• _Given instruction_: Skip any picture you find and retype all the remaining lines exactly.

• _Provided information_:
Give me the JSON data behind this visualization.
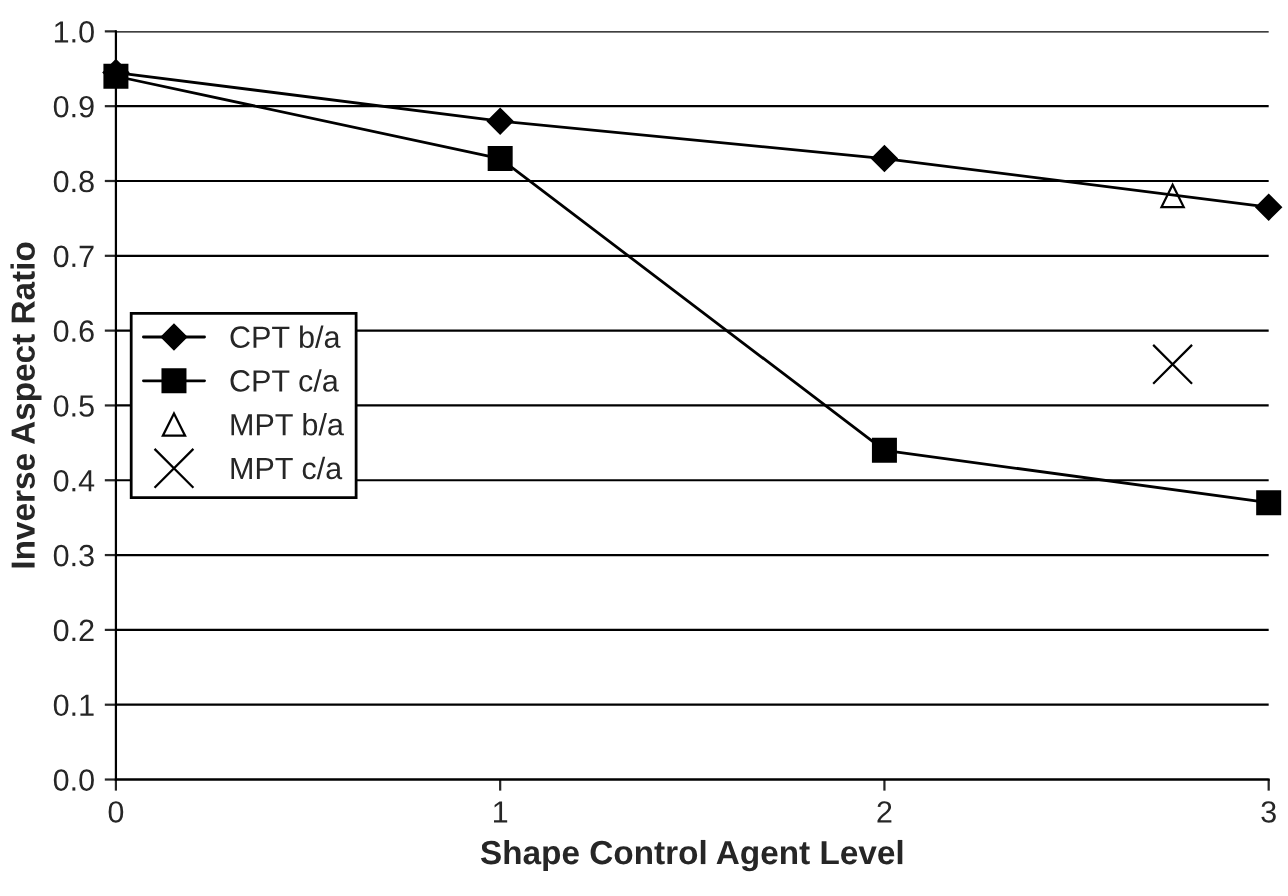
{
  "chart_data": {
    "type": "line",
    "xlabel": "Shape Control Agent Level",
    "ylabel": "Inverse Aspect Ratio",
    "xlim": [
      0,
      3
    ],
    "xticks": [
      0,
      1,
      2,
      3
    ],
    "ylim": [
      0.0,
      1.0
    ],
    "yticks": [
      {
        "value": 0,
        "label": "0.0"
      },
      {
        "value": 0.1,
        "label": "0.1"
      },
      {
        "value": 0.2,
        "label": "0.2"
      },
      {
        "value": 0.3,
        "label": "0.3"
      },
      {
        "value": 0.4,
        "label": "0.4"
      },
      {
        "value": 0.5,
        "label": "0.5"
      },
      {
        "value": 0.6,
        "label": "0.6"
      },
      {
        "value": 0.7,
        "label": "0.7"
      },
      {
        "value": 0.8,
        "label": "0.8"
      },
      {
        "value": 0.9,
        "label": "0.9"
      },
      {
        "value": 1,
        "label": "1.0"
      }
    ],
    "grid": "y",
    "legend": "center left",
    "series": [
      {
        "name": "CPT b/a",
        "marker": "diamond",
        "color": "#000000",
        "x": [
          0,
          1,
          2,
          3
        ],
        "values": [
          0.945,
          0.88,
          0.83,
          0.765
        ]
      },
      {
        "name": "CPT c/a",
        "marker": "square",
        "color": "#000000",
        "x": [
          0,
          1,
          2,
          3
        ],
        "values": [
          0.94,
          0.83,
          0.44,
          0.37
        ]
      },
      {
        "name": "MPT b/a",
        "type": "scatter",
        "marker": "triangle",
        "color": "#000000",
        "x": [
          2.75
        ],
        "values": [
          0.78
        ]
      },
      {
        "name": "MPT c/a",
        "type": "scatter",
        "marker": "cross",
        "color": "#000000",
        "x": [
          2.75
        ],
        "values": [
          0.555
        ]
      }
    ]
  }
}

• _Reply_:
Give me the JSON data behind this visualization.
{
  "chart_data": {
    "type": "line",
    "xlabel": "Shape Control Agent Level",
    "ylabel": "Inverse Aspect Ratio",
    "xlim": [
      0,
      3
    ],
    "xticks": [
      0,
      1,
      2,
      3
    ],
    "ylim": [
      0.0,
      1.0
    ],
    "yticks": [
      {
        "value": 0,
        "label": "0.0"
      },
      {
        "value": 0.1,
        "label": "0.1"
      },
      {
        "value": 0.2,
        "label": "0.2"
      },
      {
        "value": 0.3,
        "label": "0.3"
      },
      {
        "value": 0.4,
        "label": "0.4"
      },
      {
        "value": 0.5,
        "label": "0.5"
      },
      {
        "value": 0.6,
        "label": "0.6"
      },
      {
        "value": 0.7,
        "label": "0.7"
      },
      {
        "value": 0.8,
        "label": "0.8"
      },
      {
        "value": 0.9,
        "label": "0.9"
      },
      {
        "value": 1,
        "label": "1.0"
      }
    ],
    "grid": "y",
    "legend": "center left",
    "series": [
      {
        "name": "CPT b/a",
        "marker": "diamond",
        "color": "#000000",
        "x": [
          0,
          1,
          2,
          3
        ],
        "values": [
          0.945,
          0.88,
          0.83,
          0.765
        ]
      },
      {
        "name": "CPT c/a",
        "marker": "square",
        "color": "#000000",
        "x": [
          0,
          1,
          2,
          3
        ],
        "values": [
          0.94,
          0.83,
          0.44,
          0.37
        ]
      },
      {
        "name": "MPT b/a",
        "type": "scatter",
        "marker": "triangle",
        "color": "#000000",
        "x": [
          2.75
        ],
        "values": [
          0.78
        ]
      },
      {
        "name": "MPT c/a",
        "type": "scatter",
        "marker": "cross",
        "color": "#000000",
        "x": [
          2.75
        ],
        "values": [
          0.555
        ]
      }
    ]
  }
}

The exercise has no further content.